_Exercise brief_: Output the lines that follow exactly as they are.

--- BEGIN Dataset ---

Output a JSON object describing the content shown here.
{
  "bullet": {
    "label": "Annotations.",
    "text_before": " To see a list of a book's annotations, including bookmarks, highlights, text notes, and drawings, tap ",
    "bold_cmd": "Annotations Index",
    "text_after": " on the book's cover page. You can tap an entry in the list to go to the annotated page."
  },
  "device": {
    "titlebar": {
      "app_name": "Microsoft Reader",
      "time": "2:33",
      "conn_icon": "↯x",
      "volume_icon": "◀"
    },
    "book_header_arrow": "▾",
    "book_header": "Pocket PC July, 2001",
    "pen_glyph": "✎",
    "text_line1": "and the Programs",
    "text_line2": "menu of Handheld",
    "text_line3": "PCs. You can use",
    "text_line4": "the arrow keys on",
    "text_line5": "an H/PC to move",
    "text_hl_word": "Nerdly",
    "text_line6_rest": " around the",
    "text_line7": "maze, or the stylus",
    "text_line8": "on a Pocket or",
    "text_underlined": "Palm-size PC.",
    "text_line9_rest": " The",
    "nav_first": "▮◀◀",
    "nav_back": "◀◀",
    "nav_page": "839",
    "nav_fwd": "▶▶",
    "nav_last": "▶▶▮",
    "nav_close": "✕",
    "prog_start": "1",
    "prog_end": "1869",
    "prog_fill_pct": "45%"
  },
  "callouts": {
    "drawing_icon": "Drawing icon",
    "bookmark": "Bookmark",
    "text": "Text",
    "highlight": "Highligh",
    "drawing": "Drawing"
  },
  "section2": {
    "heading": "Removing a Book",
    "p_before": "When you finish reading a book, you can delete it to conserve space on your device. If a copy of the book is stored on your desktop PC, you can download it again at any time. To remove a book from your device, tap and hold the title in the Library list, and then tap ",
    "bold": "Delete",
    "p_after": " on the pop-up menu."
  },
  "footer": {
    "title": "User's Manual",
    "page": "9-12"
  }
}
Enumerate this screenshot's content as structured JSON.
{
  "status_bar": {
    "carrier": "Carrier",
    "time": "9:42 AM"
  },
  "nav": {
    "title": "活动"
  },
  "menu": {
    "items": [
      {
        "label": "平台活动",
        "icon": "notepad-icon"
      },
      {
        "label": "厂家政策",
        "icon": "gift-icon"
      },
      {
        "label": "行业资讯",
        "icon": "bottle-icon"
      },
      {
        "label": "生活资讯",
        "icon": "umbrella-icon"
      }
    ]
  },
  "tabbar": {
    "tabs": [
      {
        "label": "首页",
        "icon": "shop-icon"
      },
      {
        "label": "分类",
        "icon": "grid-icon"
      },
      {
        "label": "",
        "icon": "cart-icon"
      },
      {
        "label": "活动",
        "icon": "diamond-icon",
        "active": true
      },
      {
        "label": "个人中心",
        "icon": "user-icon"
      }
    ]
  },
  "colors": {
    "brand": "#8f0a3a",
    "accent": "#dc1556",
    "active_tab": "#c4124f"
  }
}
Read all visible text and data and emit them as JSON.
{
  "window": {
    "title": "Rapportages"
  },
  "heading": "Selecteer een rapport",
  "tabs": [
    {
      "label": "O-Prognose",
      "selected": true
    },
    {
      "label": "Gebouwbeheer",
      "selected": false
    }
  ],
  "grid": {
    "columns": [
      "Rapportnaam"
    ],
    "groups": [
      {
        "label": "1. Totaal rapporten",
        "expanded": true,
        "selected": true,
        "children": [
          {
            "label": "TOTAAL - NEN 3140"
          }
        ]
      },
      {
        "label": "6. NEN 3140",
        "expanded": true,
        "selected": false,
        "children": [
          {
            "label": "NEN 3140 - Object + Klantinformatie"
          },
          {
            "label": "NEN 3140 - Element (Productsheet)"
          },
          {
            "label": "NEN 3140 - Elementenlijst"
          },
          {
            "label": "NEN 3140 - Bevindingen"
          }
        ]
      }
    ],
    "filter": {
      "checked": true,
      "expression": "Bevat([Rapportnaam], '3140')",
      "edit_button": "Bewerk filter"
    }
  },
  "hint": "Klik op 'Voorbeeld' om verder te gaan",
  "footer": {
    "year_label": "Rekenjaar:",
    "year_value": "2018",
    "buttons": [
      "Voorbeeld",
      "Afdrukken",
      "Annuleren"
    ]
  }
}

--- END Dataset ---

_Correct result_:
Output a JSON object describing the content shown here.
{
  "bullet": {
    "label": "Annotations.",
    "text_before": " To see a list of a book's annotations, including bookmarks, highlights, text notes, and drawings, tap ",
    "bold_cmd": "Annotations Index",
    "text_after": " on the book's cover page. You can tap an entry in the list to go to the annotated page."
  },
  "device": {
    "titlebar": {
      "app_name": "Microsoft Reader",
      "time": "2:33",
      "conn_icon": "↯x",
      "volume_icon": "◀"
    },
    "book_header_arrow": "▾",
    "book_header": "Pocket PC July, 2001",
    "pen_glyph": "✎",
    "text_line1": "and the Programs",
    "text_line2": "menu of Handheld",
    "text_line3": "PCs. You can use",
    "text_line4": "the arrow keys on",
    "text_line5": "an H/PC to move",
    "text_hl_word": "Nerdly",
    "text_line6_rest": " around the",
    "text_line7": "maze, or the stylus",
    "text_line8": "on a Pocket or",
    "text_underlined": "Palm-size PC.",
    "text_line9_rest": " The",
    "nav_first": "▮◀◀",
    "nav_back": "◀◀",
    "nav_page": "839",
    "nav_fwd": "▶▶",
    "nav_last": "▶▶▮",
    "nav_close": "✕",
    "prog_start": "1",
    "prog_end": "1869",
    "prog_fill_pct": "45%"
  },
  "callouts": {
    "drawing_icon": "Drawing icon",
    "bookmark": "Bookmark",
    "text": "Text",
    "highlight": "Highligh",
    "drawing": "Drawing"
  },
  "section2": {
    "heading": "Removing a Book",
    "p_before": "When you finish reading a book, you can delete it to conserve space on your device. If a copy of the book is stored on your desktop PC, you can download it again at any time. To remove a book from your device, tap and hold the title in the Library list, and then tap ",
    "bold": "Delete",
    "p_after": " on the pop-up menu."
  },
  "footer": {
    "title": "User's Manual",
    "page": "9-12"
  }
}
Enumerate this screenshot's content as structured JSON.
{
  "status_bar": {
    "carrier": "Carrier",
    "time": "9:42 AM"
  },
  "nav": {
    "title": "活动"
  },
  "menu": {
    "items": [
      {
        "label": "平台活动",
        "icon": "notepad-icon"
      },
      {
        "label": "厂家政策",
        "icon": "gift-icon"
      },
      {
        "label": "行业资讯",
        "icon": "bottle-icon"
      },
      {
        "label": "生活资讯",
        "icon": "umbrella-icon"
      }
    ]
  },
  "tabbar": {
    "tabs": [
      {
        "label": "首页",
        "icon": "shop-icon"
      },
      {
        "label": "分类",
        "icon": "grid-icon"
      },
      {
        "label": "",
        "icon": "cart-icon"
      },
      {
        "label": "活动",
        "icon": "diamond-icon",
        "active": true
      },
      {
        "label": "个人中心",
        "icon": "user-icon"
      }
    ]
  },
  "colors": {
    "brand": "#8f0a3a",
    "accent": "#dc1556",
    "active_tab": "#c4124f"
  }
}
Read all visible text and data and emit them as JSON.
{
  "window": {
    "title": "Rapportages"
  },
  "heading": "Selecteer een rapport",
  "tabs": [
    {
      "label": "O-Prognose",
      "selected": true
    },
    {
      "label": "Gebouwbeheer",
      "selected": false
    }
  ],
  "grid": {
    "columns": [
      "Rapportnaam"
    ],
    "groups": [
      {
        "label": "1. Totaal rapporten",
        "expanded": true,
        "selected": true,
        "children": [
          {
            "label": "TOTAAL - NEN 3140"
          }
        ]
      },
      {
        "label": "6. NEN 3140",
        "expanded": true,
        "selected": false,
        "children": [
          {
            "label": "NEN 3140 - Object + Klantinformatie"
          },
          {
            "label": "NEN 3140 - Element (Productsheet)"
          },
          {
            "label": "NEN 3140 - Elementenlijst"
          },
          {
            "label": "NEN 3140 - Bevindingen"
          }
        ]
      }
    ],
    "filter": {
      "checked": true,
      "expression": "Bevat([Rapportnaam], '3140')",
      "edit_button": "Bewerk filter"
    }
  },
  "hint": "Klik op 'Voorbeeld' om verder te gaan",
  "footer": {
    "year_label": "Rekenjaar:",
    "year_value": "2018",
    "buttons": [
      "Voorbeeld",
      "Afdrukken",
      "Annuleren"
    ]
  }
}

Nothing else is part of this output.